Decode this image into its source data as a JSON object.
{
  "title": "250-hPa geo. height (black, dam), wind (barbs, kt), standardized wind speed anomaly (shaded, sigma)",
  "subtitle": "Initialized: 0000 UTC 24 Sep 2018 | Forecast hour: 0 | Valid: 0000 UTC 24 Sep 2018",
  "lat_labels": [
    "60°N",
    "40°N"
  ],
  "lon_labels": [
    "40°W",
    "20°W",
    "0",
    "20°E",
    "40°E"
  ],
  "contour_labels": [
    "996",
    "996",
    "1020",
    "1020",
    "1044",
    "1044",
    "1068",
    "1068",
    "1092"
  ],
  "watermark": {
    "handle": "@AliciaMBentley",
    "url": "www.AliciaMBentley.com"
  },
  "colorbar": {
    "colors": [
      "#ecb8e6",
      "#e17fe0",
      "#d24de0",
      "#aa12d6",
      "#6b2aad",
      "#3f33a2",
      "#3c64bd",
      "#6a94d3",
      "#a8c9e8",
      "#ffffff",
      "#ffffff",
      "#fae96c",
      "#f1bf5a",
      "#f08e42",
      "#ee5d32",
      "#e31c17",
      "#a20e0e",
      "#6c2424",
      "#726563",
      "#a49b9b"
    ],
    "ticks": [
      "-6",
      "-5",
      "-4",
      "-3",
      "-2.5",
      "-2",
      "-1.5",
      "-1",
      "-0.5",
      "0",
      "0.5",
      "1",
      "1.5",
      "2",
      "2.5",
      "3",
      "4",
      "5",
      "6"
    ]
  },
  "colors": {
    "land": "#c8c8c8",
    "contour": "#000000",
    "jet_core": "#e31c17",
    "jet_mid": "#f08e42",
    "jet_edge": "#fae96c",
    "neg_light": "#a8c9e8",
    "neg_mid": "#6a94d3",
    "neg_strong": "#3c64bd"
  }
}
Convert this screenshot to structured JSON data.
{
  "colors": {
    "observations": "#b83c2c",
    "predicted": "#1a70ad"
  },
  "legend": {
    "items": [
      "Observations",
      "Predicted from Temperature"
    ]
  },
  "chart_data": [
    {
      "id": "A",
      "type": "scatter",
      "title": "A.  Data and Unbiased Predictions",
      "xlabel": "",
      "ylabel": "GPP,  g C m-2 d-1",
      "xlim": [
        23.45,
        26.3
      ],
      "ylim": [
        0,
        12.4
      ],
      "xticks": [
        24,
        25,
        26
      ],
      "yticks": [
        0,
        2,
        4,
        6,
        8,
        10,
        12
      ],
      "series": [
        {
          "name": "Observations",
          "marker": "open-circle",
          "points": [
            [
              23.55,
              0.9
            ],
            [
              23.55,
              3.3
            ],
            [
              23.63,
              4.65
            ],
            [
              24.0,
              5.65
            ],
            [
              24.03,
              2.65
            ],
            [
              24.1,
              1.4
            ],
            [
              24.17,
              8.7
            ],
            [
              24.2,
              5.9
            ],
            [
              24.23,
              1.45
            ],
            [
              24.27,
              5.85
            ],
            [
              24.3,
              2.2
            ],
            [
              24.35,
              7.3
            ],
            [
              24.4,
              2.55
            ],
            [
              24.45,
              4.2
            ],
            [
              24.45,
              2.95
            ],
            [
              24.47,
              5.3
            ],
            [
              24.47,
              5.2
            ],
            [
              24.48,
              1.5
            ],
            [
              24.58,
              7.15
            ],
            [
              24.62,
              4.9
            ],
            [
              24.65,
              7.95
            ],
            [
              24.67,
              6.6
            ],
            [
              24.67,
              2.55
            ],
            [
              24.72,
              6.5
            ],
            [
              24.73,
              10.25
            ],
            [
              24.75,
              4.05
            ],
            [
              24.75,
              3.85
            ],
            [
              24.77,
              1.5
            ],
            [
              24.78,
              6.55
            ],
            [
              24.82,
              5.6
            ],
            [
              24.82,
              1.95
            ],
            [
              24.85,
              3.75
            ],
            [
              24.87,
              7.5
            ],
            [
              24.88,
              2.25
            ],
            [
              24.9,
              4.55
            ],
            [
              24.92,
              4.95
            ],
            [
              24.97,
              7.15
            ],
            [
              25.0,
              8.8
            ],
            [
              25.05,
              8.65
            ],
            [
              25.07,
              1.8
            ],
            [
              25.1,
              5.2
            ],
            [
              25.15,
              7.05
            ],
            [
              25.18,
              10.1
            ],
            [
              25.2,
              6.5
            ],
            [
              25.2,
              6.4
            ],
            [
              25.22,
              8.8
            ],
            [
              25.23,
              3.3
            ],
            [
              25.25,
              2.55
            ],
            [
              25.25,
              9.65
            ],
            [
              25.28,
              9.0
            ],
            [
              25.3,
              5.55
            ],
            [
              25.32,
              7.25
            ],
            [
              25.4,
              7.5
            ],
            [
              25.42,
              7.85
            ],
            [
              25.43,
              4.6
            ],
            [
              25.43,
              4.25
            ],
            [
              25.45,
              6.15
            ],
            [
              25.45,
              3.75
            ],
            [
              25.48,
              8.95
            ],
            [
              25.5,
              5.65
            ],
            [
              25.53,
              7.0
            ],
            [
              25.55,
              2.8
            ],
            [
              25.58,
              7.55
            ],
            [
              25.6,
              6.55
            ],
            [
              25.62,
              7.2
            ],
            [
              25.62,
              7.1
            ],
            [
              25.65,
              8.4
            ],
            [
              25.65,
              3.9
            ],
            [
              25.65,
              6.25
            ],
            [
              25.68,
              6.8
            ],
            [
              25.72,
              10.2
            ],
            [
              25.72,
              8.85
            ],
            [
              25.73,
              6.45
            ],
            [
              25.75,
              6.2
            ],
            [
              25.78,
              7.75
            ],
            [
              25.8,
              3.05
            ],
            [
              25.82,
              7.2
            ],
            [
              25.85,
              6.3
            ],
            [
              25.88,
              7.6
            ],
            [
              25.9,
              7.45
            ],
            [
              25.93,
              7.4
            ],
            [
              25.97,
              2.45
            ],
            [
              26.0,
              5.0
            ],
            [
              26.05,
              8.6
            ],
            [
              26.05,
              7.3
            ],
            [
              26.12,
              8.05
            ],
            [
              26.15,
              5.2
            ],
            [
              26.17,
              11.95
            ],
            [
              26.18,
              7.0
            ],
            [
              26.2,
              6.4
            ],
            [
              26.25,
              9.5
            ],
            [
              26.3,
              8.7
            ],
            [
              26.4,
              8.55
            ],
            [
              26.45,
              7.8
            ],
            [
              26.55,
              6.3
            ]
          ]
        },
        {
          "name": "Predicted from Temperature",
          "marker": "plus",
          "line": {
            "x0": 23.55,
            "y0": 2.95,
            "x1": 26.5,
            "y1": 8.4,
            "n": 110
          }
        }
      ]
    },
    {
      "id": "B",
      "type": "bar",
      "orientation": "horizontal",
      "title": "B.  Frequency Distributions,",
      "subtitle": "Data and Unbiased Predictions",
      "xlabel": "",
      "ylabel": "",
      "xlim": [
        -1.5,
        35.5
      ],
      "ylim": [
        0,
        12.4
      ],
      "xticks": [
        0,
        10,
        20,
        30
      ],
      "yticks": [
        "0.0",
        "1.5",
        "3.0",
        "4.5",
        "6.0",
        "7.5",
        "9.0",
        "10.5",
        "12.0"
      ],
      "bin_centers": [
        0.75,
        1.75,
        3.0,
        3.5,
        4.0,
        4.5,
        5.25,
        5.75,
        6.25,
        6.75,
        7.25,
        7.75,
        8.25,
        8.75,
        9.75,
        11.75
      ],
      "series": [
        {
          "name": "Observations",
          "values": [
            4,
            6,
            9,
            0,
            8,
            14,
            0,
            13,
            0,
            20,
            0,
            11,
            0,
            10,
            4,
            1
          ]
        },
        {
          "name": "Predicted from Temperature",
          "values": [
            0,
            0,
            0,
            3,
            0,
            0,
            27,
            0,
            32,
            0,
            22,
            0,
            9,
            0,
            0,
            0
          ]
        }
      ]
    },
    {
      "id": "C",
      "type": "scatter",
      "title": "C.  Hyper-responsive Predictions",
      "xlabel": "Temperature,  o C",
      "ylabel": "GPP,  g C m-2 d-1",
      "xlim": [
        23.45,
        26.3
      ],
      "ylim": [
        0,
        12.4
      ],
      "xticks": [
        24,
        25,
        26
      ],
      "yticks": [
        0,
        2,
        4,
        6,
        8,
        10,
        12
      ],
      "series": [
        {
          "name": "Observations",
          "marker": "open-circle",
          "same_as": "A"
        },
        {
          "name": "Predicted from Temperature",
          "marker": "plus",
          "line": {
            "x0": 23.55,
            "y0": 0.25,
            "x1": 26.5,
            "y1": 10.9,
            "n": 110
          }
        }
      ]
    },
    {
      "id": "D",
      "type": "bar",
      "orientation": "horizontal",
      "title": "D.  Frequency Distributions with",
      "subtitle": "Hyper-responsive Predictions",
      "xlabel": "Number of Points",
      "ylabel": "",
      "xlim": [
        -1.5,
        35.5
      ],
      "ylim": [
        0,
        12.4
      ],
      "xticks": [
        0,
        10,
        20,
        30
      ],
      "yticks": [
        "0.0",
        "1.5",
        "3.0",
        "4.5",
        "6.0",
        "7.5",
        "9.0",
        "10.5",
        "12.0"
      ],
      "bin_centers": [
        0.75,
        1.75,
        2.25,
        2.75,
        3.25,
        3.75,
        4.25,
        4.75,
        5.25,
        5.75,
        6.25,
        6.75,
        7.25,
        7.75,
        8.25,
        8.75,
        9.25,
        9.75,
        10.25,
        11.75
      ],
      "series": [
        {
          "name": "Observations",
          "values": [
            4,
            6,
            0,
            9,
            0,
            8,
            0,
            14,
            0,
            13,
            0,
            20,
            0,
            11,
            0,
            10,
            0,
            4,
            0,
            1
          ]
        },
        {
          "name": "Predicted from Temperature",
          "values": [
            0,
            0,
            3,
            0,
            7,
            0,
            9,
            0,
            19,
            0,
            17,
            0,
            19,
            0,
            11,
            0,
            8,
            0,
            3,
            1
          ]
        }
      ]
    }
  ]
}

WHAT IS NEEDED:
Check each line above for the string "responsive", then copy the ones that have it.

THE RESPONSE:
      "title": "C.  Hyper-responsive Predictions",
      "subtitle": "Hyper-responsive Predictions",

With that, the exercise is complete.